What is being asked
Copy out each line of the listing that has the word "BINANCE" in it.

#### Given records

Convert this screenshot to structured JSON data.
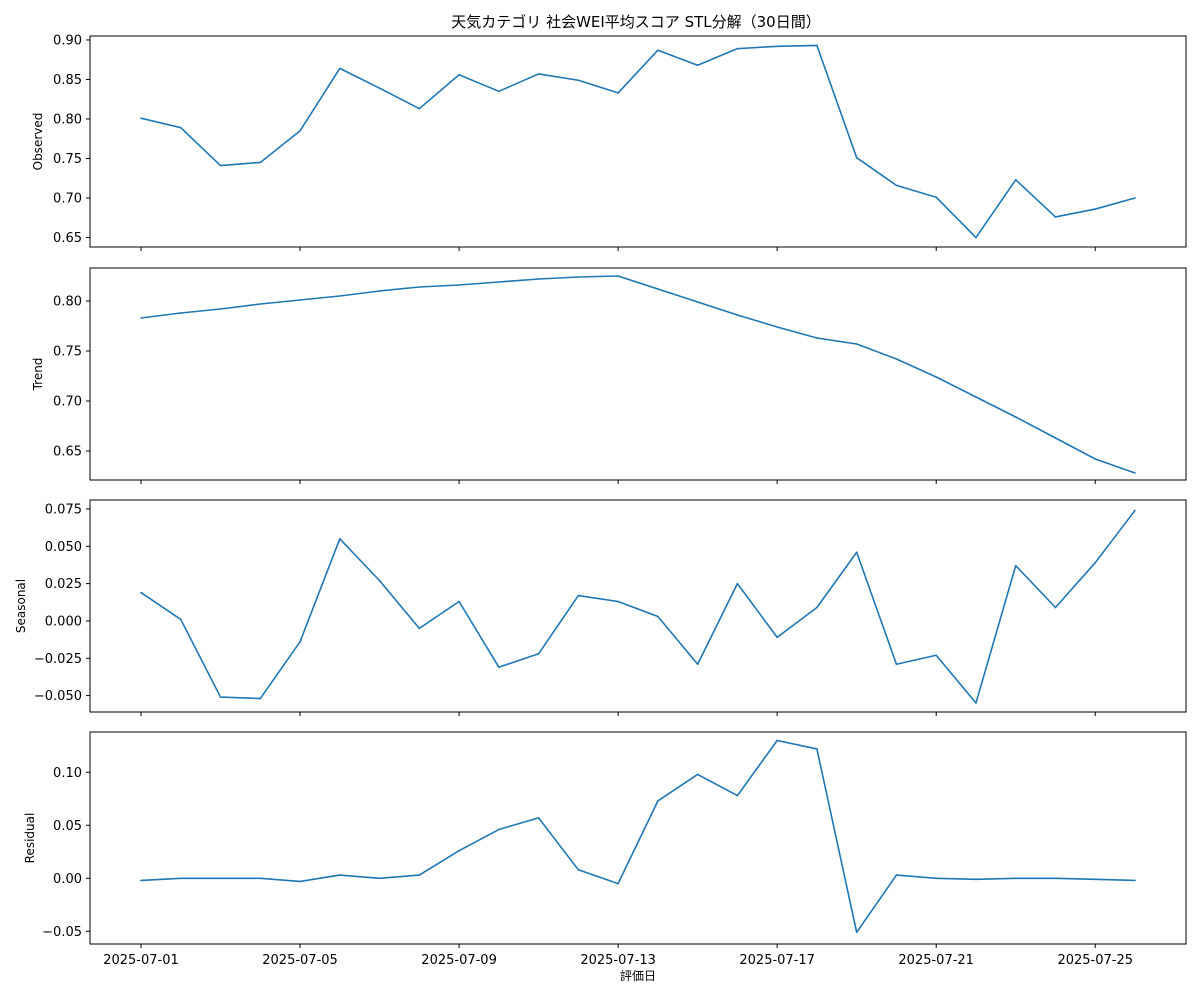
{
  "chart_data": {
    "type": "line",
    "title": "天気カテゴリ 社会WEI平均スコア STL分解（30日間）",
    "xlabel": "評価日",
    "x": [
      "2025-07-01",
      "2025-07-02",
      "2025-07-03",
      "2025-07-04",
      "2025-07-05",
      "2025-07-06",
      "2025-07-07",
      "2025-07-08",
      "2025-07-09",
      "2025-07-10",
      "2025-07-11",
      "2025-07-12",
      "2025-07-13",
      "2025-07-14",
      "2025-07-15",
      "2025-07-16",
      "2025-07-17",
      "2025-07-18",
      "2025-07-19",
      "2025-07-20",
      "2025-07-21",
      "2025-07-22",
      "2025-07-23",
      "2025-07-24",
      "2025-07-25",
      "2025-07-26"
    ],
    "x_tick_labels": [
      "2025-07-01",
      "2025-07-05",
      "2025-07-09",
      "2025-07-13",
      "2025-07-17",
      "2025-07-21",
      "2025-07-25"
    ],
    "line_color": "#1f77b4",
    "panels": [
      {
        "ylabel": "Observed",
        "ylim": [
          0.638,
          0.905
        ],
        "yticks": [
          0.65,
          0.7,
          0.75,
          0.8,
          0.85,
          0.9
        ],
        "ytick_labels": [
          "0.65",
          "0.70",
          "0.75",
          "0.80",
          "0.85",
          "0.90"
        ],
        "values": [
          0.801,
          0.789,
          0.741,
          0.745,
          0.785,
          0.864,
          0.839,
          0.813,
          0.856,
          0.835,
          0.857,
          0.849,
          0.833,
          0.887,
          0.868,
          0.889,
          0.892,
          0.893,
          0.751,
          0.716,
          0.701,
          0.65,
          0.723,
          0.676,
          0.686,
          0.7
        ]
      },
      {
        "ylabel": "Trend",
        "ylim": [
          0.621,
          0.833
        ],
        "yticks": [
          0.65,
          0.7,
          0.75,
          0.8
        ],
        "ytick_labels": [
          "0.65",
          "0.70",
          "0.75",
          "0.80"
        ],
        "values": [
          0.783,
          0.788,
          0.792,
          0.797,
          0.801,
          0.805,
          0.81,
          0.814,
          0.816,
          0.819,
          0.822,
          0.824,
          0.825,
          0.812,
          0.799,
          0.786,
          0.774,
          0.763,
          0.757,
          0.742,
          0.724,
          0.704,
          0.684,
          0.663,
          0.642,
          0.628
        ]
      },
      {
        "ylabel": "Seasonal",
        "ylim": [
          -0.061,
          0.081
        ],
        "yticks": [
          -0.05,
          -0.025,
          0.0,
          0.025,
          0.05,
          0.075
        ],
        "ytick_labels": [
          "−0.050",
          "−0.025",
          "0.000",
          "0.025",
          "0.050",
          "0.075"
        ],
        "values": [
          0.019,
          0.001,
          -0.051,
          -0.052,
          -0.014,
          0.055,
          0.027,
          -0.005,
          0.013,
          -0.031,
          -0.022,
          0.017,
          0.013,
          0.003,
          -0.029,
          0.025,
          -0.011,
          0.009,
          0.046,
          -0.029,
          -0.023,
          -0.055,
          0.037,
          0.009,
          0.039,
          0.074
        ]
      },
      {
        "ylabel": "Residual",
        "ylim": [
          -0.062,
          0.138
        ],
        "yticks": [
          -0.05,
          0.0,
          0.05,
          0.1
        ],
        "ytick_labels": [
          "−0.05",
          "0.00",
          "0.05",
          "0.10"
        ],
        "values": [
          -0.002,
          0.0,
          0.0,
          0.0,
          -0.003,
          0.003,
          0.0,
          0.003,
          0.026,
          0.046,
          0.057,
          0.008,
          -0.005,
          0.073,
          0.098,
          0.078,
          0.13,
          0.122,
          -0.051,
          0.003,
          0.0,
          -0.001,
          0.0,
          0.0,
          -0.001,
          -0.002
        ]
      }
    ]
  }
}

########
#### Given records

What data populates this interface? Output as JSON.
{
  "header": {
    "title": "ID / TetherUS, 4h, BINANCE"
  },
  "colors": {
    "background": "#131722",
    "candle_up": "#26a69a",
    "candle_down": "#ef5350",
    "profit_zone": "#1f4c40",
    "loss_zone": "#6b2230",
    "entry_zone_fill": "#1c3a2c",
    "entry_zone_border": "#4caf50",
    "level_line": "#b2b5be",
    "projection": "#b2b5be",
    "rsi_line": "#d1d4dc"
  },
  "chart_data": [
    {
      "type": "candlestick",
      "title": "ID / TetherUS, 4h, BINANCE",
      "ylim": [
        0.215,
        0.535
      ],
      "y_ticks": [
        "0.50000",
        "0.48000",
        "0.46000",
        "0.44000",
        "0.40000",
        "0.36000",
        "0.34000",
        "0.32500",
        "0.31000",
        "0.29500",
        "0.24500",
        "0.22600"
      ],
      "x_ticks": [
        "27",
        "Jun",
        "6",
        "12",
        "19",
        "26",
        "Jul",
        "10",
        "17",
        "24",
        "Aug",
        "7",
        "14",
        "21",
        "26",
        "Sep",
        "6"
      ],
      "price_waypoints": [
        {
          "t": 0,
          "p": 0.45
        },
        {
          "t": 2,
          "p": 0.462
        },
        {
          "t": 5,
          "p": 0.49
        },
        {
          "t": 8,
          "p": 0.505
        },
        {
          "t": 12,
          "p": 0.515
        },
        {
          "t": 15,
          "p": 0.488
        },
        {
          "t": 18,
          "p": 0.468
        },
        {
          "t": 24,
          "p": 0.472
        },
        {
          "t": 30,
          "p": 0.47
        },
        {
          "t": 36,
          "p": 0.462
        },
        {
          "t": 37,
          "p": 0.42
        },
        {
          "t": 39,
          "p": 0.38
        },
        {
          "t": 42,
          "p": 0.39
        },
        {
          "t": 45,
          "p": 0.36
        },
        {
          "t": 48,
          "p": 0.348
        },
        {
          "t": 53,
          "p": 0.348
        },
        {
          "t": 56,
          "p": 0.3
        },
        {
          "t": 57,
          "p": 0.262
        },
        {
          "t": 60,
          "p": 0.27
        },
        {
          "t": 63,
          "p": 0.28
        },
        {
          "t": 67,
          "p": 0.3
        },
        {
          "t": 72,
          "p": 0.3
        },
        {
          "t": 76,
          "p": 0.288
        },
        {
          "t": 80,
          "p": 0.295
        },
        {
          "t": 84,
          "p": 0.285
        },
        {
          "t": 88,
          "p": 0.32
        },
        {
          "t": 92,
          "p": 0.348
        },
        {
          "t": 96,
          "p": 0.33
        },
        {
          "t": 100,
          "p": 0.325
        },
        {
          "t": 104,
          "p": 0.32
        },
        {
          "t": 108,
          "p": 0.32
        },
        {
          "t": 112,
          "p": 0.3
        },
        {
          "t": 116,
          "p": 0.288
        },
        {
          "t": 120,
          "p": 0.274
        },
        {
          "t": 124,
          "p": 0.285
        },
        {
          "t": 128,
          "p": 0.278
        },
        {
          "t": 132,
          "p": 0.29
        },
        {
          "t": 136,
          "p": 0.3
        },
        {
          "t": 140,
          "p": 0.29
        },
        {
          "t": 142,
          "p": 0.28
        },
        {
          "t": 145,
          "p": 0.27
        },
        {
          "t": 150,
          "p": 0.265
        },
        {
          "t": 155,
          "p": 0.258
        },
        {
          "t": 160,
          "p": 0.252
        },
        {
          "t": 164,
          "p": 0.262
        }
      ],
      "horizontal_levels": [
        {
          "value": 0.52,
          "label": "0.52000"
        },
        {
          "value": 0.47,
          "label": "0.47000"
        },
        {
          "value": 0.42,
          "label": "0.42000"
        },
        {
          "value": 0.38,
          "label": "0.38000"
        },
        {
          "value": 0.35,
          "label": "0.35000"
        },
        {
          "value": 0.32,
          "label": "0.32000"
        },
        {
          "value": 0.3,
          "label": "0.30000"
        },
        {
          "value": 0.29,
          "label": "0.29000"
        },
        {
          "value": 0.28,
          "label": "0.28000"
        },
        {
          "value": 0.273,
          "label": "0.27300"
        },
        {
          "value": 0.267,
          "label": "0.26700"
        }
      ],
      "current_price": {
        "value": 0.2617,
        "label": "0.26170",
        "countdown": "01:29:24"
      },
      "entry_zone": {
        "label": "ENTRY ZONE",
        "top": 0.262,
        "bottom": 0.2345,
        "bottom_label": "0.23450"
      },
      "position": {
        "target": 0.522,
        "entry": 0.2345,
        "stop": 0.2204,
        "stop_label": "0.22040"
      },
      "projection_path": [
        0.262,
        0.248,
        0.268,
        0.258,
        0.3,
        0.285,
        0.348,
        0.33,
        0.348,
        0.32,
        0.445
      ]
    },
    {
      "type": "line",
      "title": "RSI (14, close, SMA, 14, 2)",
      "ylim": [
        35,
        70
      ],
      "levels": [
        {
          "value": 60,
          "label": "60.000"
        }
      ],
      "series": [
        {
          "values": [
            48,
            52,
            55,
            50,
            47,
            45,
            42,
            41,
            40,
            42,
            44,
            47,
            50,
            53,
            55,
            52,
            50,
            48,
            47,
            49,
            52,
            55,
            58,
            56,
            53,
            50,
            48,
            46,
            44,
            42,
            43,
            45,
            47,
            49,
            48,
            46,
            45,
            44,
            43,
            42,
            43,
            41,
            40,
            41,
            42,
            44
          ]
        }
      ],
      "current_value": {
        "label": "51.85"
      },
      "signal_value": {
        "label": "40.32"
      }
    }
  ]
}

########

Exercise answer
    "title": "ID / TetherUS, 4h, BINANCE"
      "title": "ID / TetherUS, 4h, BINANCE",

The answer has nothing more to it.